[RECORDS FOR THIS EXERCISE]
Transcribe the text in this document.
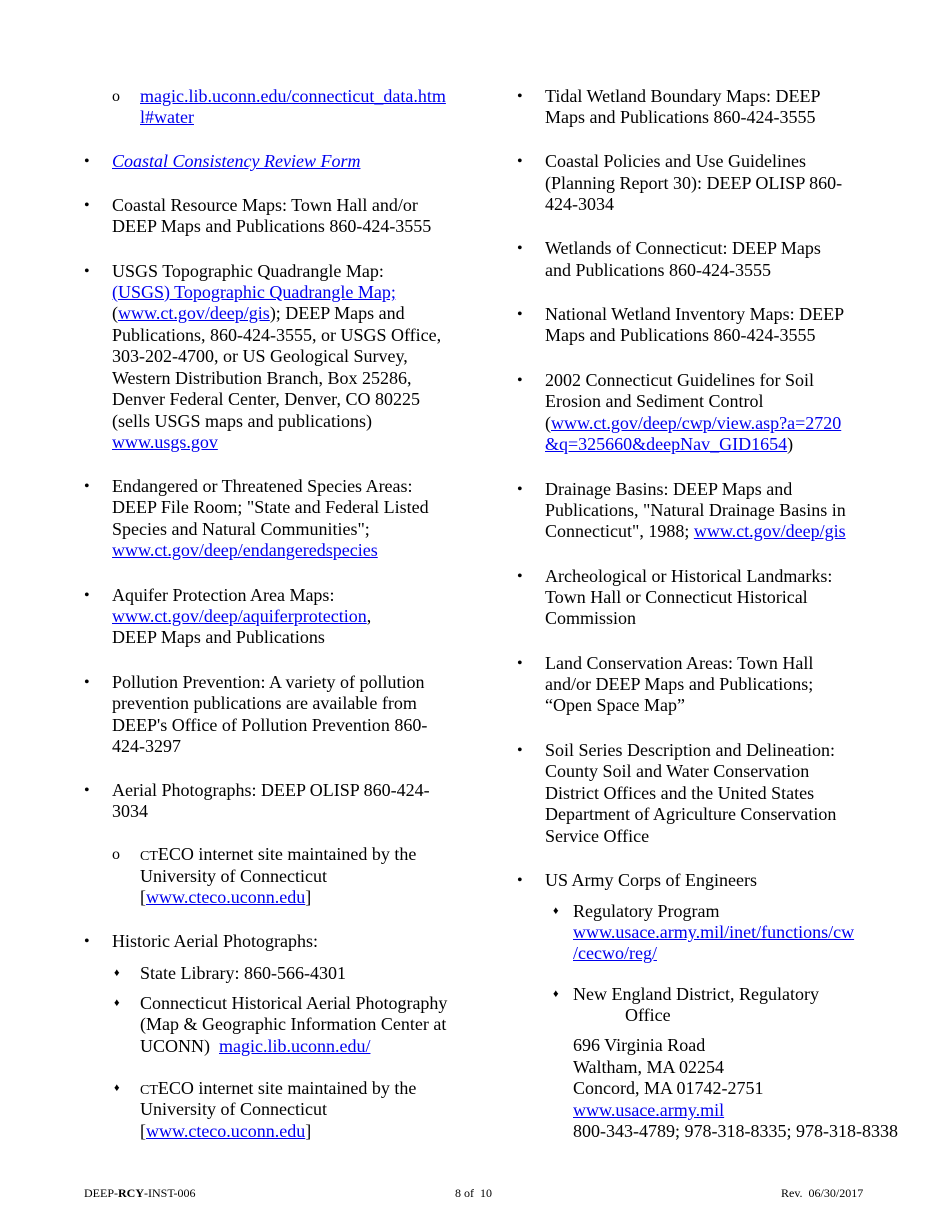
o magic.lib.uconn.edu/connecticut_data.htm
l#water
• Coastal Consistency Review Form
• Coastal Resource Maps: Town Hall and/or
DEEP Maps and Publications 860-424-3555
• USGS Topographic Quadrangle Map:
(USGS) Topographic Quadrangle Map;
(www.ct.gov/deep/gis); DEEP Maps and
Publications, 860-424-3555, or USGS Office,
303-202-4700, or US Geological Survey,
Western Distribution Branch, Box 25286,
Denver Federal Center, Denver, CO 80225
(sells USGS maps and publications)
www.usgs.gov
• Endangered or Threatened Species Areas:
DEEP File Room; "State and Federal Listed
Species and Natural Communities";
www.ct.gov/deep/endangeredspecies
• Aquifer Protection Area Maps:
www.ct.gov/deep/aquiferprotection,
DEEP Maps and Publications
• Pollution Prevention: A variety of pollution
prevention publications are available from
DEEP's Office of Pollution Prevention 860-
424-3297
• Aerial Photographs: DEEP OLISP 860-424-
3034
o CTECO internet site maintained by the
University of Connecticut
[www.cteco.uconn.edu]
• Historic Aerial Photographs:
♦ State Library: 860-566-4301
♦ Connecticut Historical Aerial Photography
(Map & Geographic Information Center at
UCONN)  magic.lib.uconn.edu/
♦ CTECO internet site maintained by the
University of Connecticut
[www.cteco.uconn.edu]
• Tidal Wetland Boundary Maps: DEEP
Maps and Publications 860-424-3555
• Coastal Policies and Use Guidelines
(Planning Report 30): DEEP OLISP 860-
424-3034
• Wetlands of Connecticut: DEEP Maps
and Publications 860-424-3555
• National Wetland Inventory Maps: DEEP
Maps and Publications 860-424-3555
• 2002 Connecticut Guidelines for Soil
Erosion and Sediment Control
(www.ct.gov/deep/cwp/view.asp?a=2720
&q=325660&deepNav_GID1654)
• Drainage Basins: DEEP Maps and
Publications, "Natural Drainage Basins in
Connecticut", 1988; www.ct.gov/deep/gis
• Archeological or Historical Landmarks:
Town Hall or Connecticut Historical
Commission
• Land Conservation Areas: Town Hall
and/or DEEP Maps and Publications;
“Open Space Map”
• Soil Series Description and Delineation:
County Soil and Water Conservation
District Offices and the United States
Department of Agriculture Conservation
Service Office
• US Army Corps of Engineers
♦ Regulatory Program
www.usace.army.mil/inet/functions/cw
/cecwo/reg/
♦ New England District, Regulatory
Office
696 Virginia Road
Waltham, MA 02254
Concord, MA 01742-2751
www.usace.army.mil
800-343-4789; 978-318-8335; 978-318-8338
DEEP-RCY-INST-006	8 of  10	Rev.  06/30/2017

[TO BE DONE]
Set down the records in full and exactly. Do not carry over any image.

[RESULT]
Transcribe the text in this document.
o magic.lib.uconn.edu/connecticut_data.htm
l#water
• Coastal Consistency Review Form
• Coastal Resource Maps: Town Hall and/or
DEEP Maps and Publications 860-424-3555
• USGS Topographic Quadrangle Map:
(USGS) Topographic Quadrangle Map;
(www.ct.gov/deep/gis); DEEP Maps and
Publications, 860-424-3555, or USGS Office,
303-202-4700, or US Geological Survey,
Western Distribution Branch, Box 25286,
Denver Federal Center, Denver, CO 80225
(sells USGS maps and publications)
www.usgs.gov
• Endangered or Threatened Species Areas:
DEEP File Room; "State and Federal Listed
Species and Natural Communities";
www.ct.gov/deep/endangeredspecies
• Aquifer Protection Area Maps:
www.ct.gov/deep/aquiferprotection,
DEEP Maps and Publications
• Pollution Prevention: A variety of pollution
prevention publications are available from
DEEP's Office of Pollution Prevention 860-
424-3297
• Aerial Photographs: DEEP OLISP 860-424-
3034
o CTECO internet site maintained by the
University of Connecticut
[www.cteco.uconn.edu]
• Historic Aerial Photographs:
♦ State Library: 860-566-4301
♦ Connecticut Historical Aerial Photography
(Map & Geographic Information Center at
UCONN)  magic.lib.uconn.edu/
♦ CTECO internet site maintained by the
University of Connecticut
[www.cteco.uconn.edu]
• Tidal Wetland Boundary Maps: DEEP
Maps and Publications 860-424-3555
• Coastal Policies and Use Guidelines
(Planning Report 30): DEEP OLISP 860-
424-3034
• Wetlands of Connecticut: DEEP Maps
and Publications 860-424-3555
• National Wetland Inventory Maps: DEEP
Maps and Publications 860-424-3555
• 2002 Connecticut Guidelines for Soil
Erosion and Sediment Control
(www.ct.gov/deep/cwp/view.asp?a=2720
&q=325660&deepNav_GID1654)
• Drainage Basins: DEEP Maps and
Publications, "Natural Drainage Basins in
Connecticut", 1988; www.ct.gov/deep/gis
• Archeological or Historical Landmarks:
Town Hall or Connecticut Historical
Commission
• Land Conservation Areas: Town Hall
and/or DEEP Maps and Publications;
“Open Space Map”
• Soil Series Description and Delineation:
County Soil and Water Conservation
District Offices and the United States
Department of Agriculture Conservation
Service Office
• US Army Corps of Engineers
♦ Regulatory Program
www.usace.army.mil/inet/functions/cw
/cecwo/reg/
♦ New England District, Regulatory
Office
696 Virginia Road
Waltham, MA 02254
Concord, MA 01742-2751
www.usace.army.mil
800-343-4789; 978-318-8335; 978-318-8338
DEEP-RCY-INST-006	8 of  10	Rev.  06/30/2017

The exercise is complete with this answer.